◆ **WHAT YOU HAVE TO DO**
Output all the material that follows, exactly as given.

[Stored dataset items]
[Begin]

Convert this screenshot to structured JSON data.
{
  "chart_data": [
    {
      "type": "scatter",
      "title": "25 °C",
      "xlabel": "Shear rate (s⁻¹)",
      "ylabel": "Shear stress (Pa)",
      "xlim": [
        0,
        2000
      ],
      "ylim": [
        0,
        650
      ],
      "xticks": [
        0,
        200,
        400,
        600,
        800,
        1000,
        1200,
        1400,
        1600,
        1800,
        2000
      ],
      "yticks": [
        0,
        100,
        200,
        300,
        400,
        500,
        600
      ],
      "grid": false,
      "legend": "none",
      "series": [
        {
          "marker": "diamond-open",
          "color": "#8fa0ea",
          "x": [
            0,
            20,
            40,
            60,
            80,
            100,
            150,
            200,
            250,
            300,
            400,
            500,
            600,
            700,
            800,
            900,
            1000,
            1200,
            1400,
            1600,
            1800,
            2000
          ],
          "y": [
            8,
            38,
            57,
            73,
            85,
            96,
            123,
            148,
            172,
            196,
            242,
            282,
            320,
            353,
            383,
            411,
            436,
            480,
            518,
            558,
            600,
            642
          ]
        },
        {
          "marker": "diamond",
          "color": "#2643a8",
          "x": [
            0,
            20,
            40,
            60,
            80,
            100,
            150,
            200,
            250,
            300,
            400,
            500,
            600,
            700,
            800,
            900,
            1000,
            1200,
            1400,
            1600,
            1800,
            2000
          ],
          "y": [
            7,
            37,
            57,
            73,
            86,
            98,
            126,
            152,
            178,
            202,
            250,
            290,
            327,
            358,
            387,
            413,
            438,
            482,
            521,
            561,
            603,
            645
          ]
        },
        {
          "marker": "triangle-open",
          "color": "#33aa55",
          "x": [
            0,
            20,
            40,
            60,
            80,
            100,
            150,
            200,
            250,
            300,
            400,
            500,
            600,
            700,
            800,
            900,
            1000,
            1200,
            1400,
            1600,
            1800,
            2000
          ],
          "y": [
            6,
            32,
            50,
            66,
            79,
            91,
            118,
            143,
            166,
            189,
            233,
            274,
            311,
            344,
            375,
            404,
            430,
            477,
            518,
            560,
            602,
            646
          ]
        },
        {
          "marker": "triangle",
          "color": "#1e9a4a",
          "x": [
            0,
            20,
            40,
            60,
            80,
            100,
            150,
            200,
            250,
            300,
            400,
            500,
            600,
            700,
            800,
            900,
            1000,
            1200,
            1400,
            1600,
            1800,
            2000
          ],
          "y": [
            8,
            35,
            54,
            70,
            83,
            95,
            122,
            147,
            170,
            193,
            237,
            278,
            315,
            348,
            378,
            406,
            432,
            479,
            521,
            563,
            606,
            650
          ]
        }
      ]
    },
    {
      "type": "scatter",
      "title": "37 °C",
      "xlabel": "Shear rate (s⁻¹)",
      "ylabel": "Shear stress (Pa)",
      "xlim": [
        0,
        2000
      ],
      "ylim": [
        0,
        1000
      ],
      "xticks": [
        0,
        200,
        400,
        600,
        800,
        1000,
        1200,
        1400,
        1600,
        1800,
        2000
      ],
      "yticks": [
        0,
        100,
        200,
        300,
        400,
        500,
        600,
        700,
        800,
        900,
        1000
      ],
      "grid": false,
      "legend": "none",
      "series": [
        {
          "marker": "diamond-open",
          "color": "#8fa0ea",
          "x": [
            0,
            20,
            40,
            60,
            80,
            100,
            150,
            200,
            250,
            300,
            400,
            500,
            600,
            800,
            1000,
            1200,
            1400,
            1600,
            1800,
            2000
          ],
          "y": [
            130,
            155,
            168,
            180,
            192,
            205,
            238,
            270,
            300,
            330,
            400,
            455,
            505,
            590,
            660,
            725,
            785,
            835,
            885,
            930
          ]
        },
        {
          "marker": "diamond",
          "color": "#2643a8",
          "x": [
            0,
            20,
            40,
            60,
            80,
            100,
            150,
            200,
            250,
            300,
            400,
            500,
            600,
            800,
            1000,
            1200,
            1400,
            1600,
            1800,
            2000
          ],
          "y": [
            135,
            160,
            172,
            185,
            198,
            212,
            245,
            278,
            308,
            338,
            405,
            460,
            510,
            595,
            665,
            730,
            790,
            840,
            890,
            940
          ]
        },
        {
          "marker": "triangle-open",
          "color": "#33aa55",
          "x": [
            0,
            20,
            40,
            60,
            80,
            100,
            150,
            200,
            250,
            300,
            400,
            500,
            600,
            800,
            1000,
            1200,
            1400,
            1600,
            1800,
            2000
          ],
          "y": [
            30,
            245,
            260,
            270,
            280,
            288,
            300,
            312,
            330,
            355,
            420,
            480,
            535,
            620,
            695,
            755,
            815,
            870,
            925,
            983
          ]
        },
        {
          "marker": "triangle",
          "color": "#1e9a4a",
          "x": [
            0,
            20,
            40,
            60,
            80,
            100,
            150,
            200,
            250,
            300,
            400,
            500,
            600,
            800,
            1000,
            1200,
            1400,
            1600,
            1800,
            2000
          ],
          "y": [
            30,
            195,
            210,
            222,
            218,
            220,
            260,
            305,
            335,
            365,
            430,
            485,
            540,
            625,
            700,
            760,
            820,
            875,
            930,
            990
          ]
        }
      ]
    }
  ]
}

[End]

◆ **CORRECT OUTPUT**
Convert this screenshot to structured JSON data.
{
  "chart_data": [
    {
      "type": "scatter",
      "title": "25 °C",
      "xlabel": "Shear rate (s⁻¹)",
      "ylabel": "Shear stress (Pa)",
      "xlim": [
        0,
        2000
      ],
      "ylim": [
        0,
        650
      ],
      "xticks": [
        0,
        200,
        400,
        600,
        800,
        1000,
        1200,
        1400,
        1600,
        1800,
        2000
      ],
      "yticks": [
        0,
        100,
        200,
        300,
        400,
        500,
        600
      ],
      "grid": false,
      "legend": "none",
      "series": [
        {
          "marker": "diamond-open",
          "color": "#8fa0ea",
          "x": [
            0,
            20,
            40,
            60,
            80,
            100,
            150,
            200,
            250,
            300,
            400,
            500,
            600,
            700,
            800,
            900,
            1000,
            1200,
            1400,
            1600,
            1800,
            2000
          ],
          "y": [
            8,
            38,
            57,
            73,
            85,
            96,
            123,
            148,
            172,
            196,
            242,
            282,
            320,
            353,
            383,
            411,
            436,
            480,
            518,
            558,
            600,
            642
          ]
        },
        {
          "marker": "diamond",
          "color": "#2643a8",
          "x": [
            0,
            20,
            40,
            60,
            80,
            100,
            150,
            200,
            250,
            300,
            400,
            500,
            600,
            700,
            800,
            900,
            1000,
            1200,
            1400,
            1600,
            1800,
            2000
          ],
          "y": [
            7,
            37,
            57,
            73,
            86,
            98,
            126,
            152,
            178,
            202,
            250,
            290,
            327,
            358,
            387,
            413,
            438,
            482,
            521,
            561,
            603,
            645
          ]
        },
        {
          "marker": "triangle-open",
          "color": "#33aa55",
          "x": [
            0,
            20,
            40,
            60,
            80,
            100,
            150,
            200,
            250,
            300,
            400,
            500,
            600,
            700,
            800,
            900,
            1000,
            1200,
            1400,
            1600,
            1800,
            2000
          ],
          "y": [
            6,
            32,
            50,
            66,
            79,
            91,
            118,
            143,
            166,
            189,
            233,
            274,
            311,
            344,
            375,
            404,
            430,
            477,
            518,
            560,
            602,
            646
          ]
        },
        {
          "marker": "triangle",
          "color": "#1e9a4a",
          "x": [
            0,
            20,
            40,
            60,
            80,
            100,
            150,
            200,
            250,
            300,
            400,
            500,
            600,
            700,
            800,
            900,
            1000,
            1200,
            1400,
            1600,
            1800,
            2000
          ],
          "y": [
            8,
            35,
            54,
            70,
            83,
            95,
            122,
            147,
            170,
            193,
            237,
            278,
            315,
            348,
            378,
            406,
            432,
            479,
            521,
            563,
            606,
            650
          ]
        }
      ]
    },
    {
      "type": "scatter",
      "title": "37 °C",
      "xlabel": "Shear rate (s⁻¹)",
      "ylabel": "Shear stress (Pa)",
      "xlim": [
        0,
        2000
      ],
      "ylim": [
        0,
        1000
      ],
      "xticks": [
        0,
        200,
        400,
        600,
        800,
        1000,
        1200,
        1400,
        1600,
        1800,
        2000
      ],
      "yticks": [
        0,
        100,
        200,
        300,
        400,
        500,
        600,
        700,
        800,
        900,
        1000
      ],
      "grid": false,
      "legend": "none",
      "series": [
        {
          "marker": "diamond-open",
          "color": "#8fa0ea",
          "x": [
            0,
            20,
            40,
            60,
            80,
            100,
            150,
            200,
            250,
            300,
            400,
            500,
            600,
            800,
            1000,
            1200,
            1400,
            1600,
            1800,
            2000
          ],
          "y": [
            130,
            155,
            168,
            180,
            192,
            205,
            238,
            270,
            300,
            330,
            400,
            455,
            505,
            590,
            660,
            725,
            785,
            835,
            885,
            930
          ]
        },
        {
          "marker": "diamond",
          "color": "#2643a8",
          "x": [
            0,
            20,
            40,
            60,
            80,
            100,
            150,
            200,
            250,
            300,
            400,
            500,
            600,
            800,
            1000,
            1200,
            1400,
            1600,
            1800,
            2000
          ],
          "y": [
            135,
            160,
            172,
            185,
            198,
            212,
            245,
            278,
            308,
            338,
            405,
            460,
            510,
            595,
            665,
            730,
            790,
            840,
            890,
            940
          ]
        },
        {
          "marker": "triangle-open",
          "color": "#33aa55",
          "x": [
            0,
            20,
            40,
            60,
            80,
            100,
            150,
            200,
            250,
            300,
            400,
            500,
            600,
            800,
            1000,
            1200,
            1400,
            1600,
            1800,
            2000
          ],
          "y": [
            30,
            245,
            260,
            270,
            280,
            288,
            300,
            312,
            330,
            355,
            420,
            480,
            535,
            620,
            695,
            755,
            815,
            870,
            925,
            983
          ]
        },
        {
          "marker": "triangle",
          "color": "#1e9a4a",
          "x": [
            0,
            20,
            40,
            60,
            80,
            100,
            150,
            200,
            250,
            300,
            400,
            500,
            600,
            800,
            1000,
            1200,
            1400,
            1600,
            1800,
            2000
          ],
          "y": [
            30,
            195,
            210,
            222,
            218,
            220,
            260,
            305,
            335,
            365,
            430,
            485,
            540,
            625,
            700,
            760,
            820,
            875,
            930,
            990
          ]
        }
      ]
    }
  ]
}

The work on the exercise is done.